Would you repeat the lines from the one with "Give me the" through the final line, both included, and nothing else? No pictures belong in the copy.

[Figure dataset records]
::::

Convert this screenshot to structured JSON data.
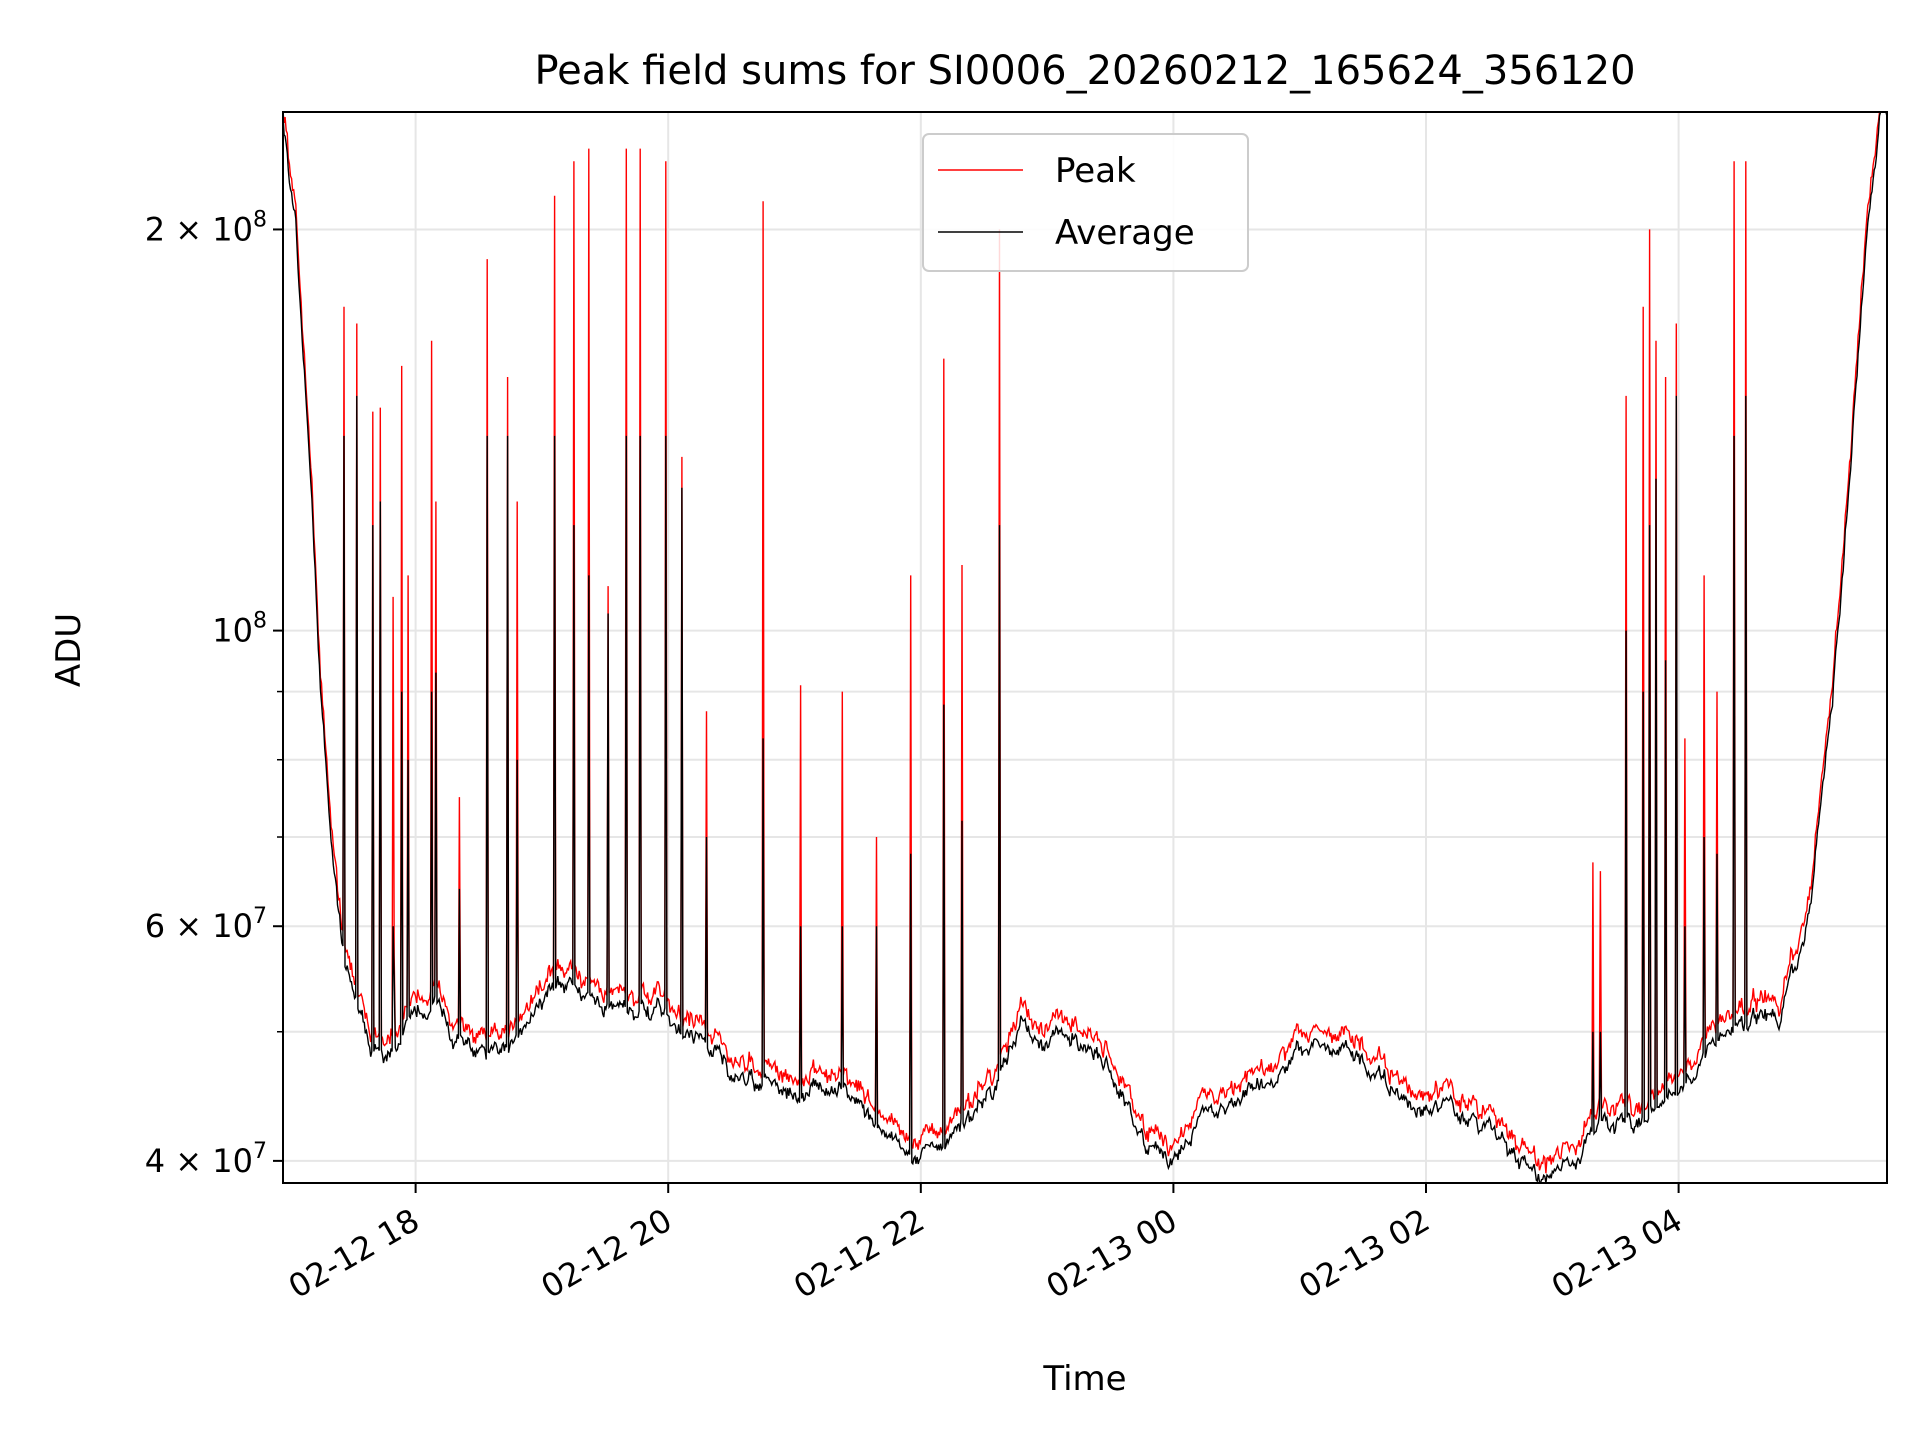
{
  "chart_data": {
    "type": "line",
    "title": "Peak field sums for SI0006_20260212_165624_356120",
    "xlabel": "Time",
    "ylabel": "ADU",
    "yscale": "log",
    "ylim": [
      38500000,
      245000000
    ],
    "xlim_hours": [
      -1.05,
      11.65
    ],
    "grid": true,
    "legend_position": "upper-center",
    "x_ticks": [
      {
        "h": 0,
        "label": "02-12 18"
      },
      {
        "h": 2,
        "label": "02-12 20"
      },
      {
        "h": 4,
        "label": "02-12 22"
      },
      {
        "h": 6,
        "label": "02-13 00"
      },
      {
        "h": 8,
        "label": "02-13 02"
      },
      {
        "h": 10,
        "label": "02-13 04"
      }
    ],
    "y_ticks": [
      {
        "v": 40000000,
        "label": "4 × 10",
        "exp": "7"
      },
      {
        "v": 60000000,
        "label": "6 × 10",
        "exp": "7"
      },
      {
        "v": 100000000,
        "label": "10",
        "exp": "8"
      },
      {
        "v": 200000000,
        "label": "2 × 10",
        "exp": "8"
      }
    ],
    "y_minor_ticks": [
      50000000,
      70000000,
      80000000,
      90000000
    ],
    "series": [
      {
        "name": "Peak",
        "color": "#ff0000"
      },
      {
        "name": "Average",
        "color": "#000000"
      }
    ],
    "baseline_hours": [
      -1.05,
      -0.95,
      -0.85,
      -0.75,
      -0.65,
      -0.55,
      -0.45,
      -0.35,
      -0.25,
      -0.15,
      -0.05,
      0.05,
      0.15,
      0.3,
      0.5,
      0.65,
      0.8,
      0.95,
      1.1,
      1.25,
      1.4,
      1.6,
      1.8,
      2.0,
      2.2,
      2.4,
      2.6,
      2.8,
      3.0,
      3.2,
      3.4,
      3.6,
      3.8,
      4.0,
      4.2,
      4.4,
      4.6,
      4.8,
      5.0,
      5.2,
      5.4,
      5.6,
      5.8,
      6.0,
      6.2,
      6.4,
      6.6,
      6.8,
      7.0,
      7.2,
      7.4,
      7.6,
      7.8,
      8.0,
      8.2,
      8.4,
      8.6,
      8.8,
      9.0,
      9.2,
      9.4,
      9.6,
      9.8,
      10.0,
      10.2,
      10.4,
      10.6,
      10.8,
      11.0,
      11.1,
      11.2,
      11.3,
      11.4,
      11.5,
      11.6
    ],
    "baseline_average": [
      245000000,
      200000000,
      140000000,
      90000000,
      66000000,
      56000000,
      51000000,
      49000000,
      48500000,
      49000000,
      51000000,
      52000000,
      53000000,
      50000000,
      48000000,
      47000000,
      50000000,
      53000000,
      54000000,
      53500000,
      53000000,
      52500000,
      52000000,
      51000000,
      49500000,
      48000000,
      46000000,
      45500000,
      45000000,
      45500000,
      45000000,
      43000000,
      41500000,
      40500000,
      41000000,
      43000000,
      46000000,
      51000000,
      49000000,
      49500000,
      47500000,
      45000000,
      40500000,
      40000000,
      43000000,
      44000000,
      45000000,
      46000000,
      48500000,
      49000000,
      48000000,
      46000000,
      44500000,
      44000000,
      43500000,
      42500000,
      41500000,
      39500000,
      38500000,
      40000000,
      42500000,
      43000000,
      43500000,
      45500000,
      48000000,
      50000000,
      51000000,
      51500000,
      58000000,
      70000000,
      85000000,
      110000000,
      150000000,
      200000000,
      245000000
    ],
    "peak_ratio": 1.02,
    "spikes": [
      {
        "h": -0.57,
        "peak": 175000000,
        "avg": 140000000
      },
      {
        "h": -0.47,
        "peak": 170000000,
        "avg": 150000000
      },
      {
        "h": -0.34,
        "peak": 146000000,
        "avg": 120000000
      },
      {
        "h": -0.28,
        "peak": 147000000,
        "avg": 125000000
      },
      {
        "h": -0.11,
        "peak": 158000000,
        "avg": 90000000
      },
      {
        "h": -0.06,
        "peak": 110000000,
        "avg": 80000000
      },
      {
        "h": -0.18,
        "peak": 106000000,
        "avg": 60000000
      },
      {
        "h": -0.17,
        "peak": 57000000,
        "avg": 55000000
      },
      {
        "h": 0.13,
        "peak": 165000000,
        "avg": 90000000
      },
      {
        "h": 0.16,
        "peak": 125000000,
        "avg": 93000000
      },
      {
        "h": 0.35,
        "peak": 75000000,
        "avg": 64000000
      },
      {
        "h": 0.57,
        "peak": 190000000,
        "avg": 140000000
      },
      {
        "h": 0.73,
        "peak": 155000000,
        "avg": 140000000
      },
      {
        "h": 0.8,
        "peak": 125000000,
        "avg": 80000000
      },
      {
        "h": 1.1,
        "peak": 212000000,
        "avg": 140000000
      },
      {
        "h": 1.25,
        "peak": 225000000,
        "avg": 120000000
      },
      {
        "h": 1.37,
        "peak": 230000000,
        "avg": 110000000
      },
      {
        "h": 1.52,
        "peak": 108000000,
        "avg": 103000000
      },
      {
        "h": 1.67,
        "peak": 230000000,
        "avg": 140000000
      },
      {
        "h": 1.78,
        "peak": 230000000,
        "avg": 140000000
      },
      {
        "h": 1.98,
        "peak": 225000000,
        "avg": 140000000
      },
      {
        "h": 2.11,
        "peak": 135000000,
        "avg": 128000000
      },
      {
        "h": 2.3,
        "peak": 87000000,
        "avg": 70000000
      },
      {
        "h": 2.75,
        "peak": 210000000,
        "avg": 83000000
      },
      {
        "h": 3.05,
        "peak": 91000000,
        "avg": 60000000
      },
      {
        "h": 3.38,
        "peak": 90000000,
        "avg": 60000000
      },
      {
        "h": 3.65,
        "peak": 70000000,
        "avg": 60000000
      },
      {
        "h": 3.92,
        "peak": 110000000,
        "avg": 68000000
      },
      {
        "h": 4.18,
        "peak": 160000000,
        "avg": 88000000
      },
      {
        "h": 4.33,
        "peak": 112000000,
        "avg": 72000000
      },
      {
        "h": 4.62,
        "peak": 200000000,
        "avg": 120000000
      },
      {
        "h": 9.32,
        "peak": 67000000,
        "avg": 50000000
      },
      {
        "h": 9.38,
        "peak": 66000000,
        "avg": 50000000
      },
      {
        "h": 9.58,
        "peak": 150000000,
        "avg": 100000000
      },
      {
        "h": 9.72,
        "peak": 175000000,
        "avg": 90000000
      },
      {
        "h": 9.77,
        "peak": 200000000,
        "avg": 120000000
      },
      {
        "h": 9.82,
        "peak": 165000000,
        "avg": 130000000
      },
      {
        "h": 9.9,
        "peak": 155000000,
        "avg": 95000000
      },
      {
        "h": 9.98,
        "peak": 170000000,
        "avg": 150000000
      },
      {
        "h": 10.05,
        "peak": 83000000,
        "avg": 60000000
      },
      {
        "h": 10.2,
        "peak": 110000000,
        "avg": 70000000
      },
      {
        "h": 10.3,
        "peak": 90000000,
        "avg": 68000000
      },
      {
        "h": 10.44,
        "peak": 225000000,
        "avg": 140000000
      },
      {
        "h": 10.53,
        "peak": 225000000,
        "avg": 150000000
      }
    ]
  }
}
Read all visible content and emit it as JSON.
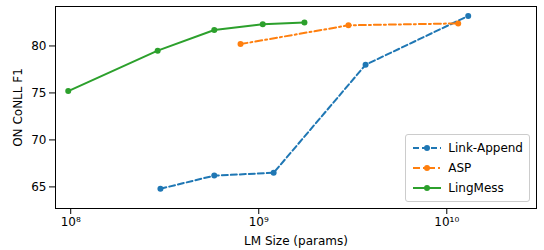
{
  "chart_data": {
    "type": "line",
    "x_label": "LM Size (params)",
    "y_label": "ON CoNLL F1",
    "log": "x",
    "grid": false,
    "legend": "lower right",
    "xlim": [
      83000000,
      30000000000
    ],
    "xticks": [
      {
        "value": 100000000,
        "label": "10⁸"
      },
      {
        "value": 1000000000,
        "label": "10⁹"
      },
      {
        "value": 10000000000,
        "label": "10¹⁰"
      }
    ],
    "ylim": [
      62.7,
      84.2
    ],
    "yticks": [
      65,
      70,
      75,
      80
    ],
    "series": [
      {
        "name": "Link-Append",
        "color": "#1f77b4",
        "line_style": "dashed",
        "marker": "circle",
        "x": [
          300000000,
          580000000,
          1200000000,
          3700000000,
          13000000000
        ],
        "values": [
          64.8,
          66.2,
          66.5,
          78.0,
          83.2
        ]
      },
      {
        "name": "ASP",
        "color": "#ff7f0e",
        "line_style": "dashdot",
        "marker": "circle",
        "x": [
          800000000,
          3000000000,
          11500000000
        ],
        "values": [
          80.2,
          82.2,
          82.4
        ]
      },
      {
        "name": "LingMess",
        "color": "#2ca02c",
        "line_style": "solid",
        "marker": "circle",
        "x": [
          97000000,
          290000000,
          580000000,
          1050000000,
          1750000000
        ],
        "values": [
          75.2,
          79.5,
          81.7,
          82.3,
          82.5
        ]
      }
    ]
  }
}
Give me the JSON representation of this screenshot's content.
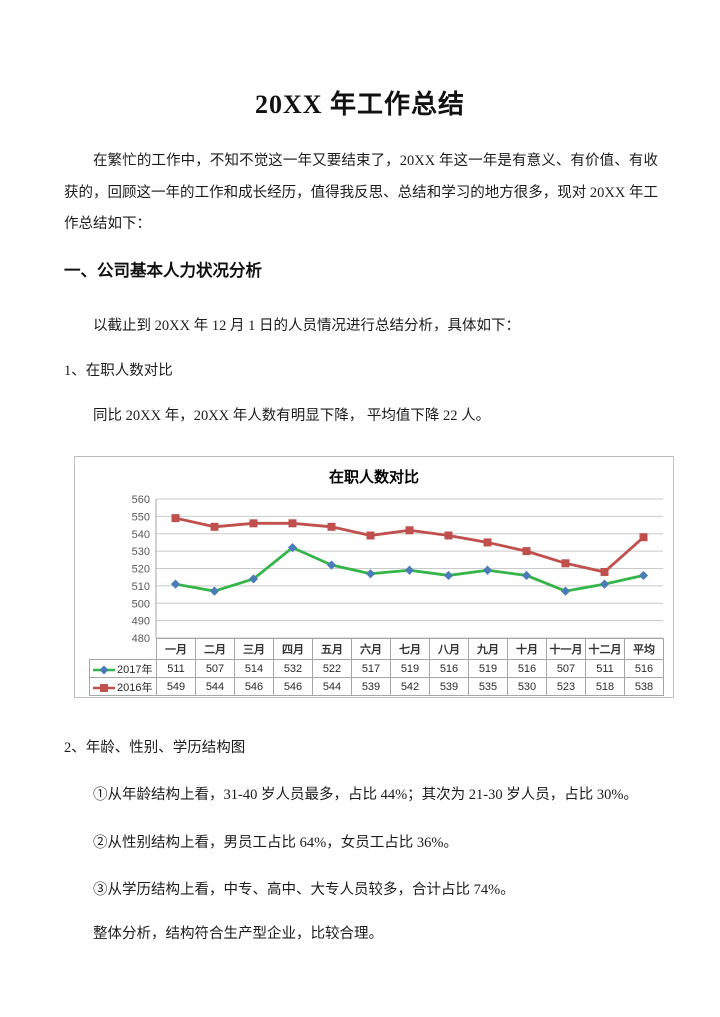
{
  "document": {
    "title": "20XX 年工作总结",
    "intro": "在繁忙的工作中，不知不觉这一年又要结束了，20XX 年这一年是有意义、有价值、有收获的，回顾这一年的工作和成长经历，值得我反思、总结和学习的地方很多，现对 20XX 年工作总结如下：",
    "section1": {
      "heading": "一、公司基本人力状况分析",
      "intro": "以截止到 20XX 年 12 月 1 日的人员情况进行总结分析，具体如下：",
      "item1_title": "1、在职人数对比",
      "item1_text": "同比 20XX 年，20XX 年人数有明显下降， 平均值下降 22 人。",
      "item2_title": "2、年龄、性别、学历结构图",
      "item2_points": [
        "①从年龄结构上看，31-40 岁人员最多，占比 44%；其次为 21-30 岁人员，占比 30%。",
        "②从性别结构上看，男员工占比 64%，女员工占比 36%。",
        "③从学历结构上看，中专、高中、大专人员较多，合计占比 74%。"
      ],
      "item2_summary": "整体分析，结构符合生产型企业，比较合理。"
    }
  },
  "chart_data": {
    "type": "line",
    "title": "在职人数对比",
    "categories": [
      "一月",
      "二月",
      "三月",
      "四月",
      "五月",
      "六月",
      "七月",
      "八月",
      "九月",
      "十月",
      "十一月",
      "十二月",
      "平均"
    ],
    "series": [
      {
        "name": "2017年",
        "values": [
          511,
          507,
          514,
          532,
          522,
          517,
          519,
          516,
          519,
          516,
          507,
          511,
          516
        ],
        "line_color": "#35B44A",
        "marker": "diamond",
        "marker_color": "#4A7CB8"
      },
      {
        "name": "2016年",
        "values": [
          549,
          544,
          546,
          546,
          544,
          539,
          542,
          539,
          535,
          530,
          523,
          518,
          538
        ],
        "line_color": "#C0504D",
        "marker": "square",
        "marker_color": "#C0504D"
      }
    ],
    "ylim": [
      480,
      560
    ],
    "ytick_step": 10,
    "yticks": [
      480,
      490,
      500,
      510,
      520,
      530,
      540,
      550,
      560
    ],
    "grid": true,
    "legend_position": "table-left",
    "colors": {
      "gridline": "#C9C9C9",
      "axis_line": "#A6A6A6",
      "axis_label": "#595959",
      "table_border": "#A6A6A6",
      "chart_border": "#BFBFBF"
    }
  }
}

::::

● TASK SOLUTION
Give me the JSON representation of this screenshot's content.
{
  "document": {
    "title": "20XX 年工作总结",
    "intro": "在繁忙的工作中，不知不觉这一年又要结束了，20XX 年这一年是有意义、有价值、有收获的，回顾这一年的工作和成长经历，值得我反思、总结和学习的地方很多，现对 20XX 年工作总结如下：",
    "section1": {
      "heading": "一、公司基本人力状况分析",
      "intro": "以截止到 20XX 年 12 月 1 日的人员情况进行总结分析，具体如下：",
      "item1_title": "1、在职人数对比",
      "item1_text": "同比 20XX 年，20XX 年人数有明显下降， 平均值下降 22 人。",
      "item2_title": "2、年龄、性别、学历结构图",
      "item2_points": [
        "①从年龄结构上看，31-40 岁人员最多，占比 44%；其次为 21-30 岁人员，占比 30%。",
        "②从性别结构上看，男员工占比 64%，女员工占比 36%。",
        "③从学历结构上看，中专、高中、大专人员较多，合计占比 74%。"
      ],
      "item2_summary": "整体分析，结构符合生产型企业，比较合理。"
    }
  },
  "chart_data": {
    "type": "line",
    "title": "在职人数对比",
    "categories": [
      "一月",
      "二月",
      "三月",
      "四月",
      "五月",
      "六月",
      "七月",
      "八月",
      "九月",
      "十月",
      "十一月",
      "十二月",
      "平均"
    ],
    "series": [
      {
        "name": "2017年",
        "values": [
          511,
          507,
          514,
          532,
          522,
          517,
          519,
          516,
          519,
          516,
          507,
          511,
          516
        ],
        "line_color": "#35B44A",
        "marker": "diamond",
        "marker_color": "#4A7CB8"
      },
      {
        "name": "2016年",
        "values": [
          549,
          544,
          546,
          546,
          544,
          539,
          542,
          539,
          535,
          530,
          523,
          518,
          538
        ],
        "line_color": "#C0504D",
        "marker": "square",
        "marker_color": "#C0504D"
      }
    ],
    "ylim": [
      480,
      560
    ],
    "ytick_step": 10,
    "yticks": [
      480,
      490,
      500,
      510,
      520,
      530,
      540,
      550,
      560
    ],
    "grid": true,
    "legend_position": "table-left",
    "colors": {
      "gridline": "#C9C9C9",
      "axis_line": "#A6A6A6",
      "axis_label": "#595959",
      "table_border": "#A6A6A6",
      "chart_border": "#BFBFBF"
    }
  }
}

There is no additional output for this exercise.